Set task:
For the records that follow, return only the count of lines containing the string "United".

--- start of Input rows ---

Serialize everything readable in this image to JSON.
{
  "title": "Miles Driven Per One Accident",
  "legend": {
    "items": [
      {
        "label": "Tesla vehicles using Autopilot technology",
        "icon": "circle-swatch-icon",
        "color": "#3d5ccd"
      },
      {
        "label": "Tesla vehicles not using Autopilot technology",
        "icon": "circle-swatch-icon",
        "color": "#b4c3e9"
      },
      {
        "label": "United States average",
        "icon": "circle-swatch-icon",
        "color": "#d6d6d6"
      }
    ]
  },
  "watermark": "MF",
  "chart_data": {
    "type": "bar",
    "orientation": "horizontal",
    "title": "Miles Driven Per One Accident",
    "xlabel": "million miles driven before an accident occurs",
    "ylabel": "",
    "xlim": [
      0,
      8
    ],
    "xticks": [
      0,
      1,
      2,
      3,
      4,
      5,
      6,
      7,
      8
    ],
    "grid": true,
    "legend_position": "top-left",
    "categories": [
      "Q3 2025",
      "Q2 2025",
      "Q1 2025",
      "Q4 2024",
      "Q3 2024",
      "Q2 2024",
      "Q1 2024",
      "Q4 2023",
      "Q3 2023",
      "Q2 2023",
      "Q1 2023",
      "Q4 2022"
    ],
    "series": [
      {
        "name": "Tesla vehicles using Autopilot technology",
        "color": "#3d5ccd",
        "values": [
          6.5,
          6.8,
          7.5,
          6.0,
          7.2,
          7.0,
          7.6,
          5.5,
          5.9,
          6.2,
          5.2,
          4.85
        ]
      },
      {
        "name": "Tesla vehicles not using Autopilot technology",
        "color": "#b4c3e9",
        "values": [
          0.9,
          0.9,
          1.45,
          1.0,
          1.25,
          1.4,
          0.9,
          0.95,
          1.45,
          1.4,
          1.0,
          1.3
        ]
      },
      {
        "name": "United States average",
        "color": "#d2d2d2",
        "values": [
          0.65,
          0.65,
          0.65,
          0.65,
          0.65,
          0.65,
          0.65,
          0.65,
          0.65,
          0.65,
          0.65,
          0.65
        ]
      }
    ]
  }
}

--- end of Input rows ---

Completed exercise:
2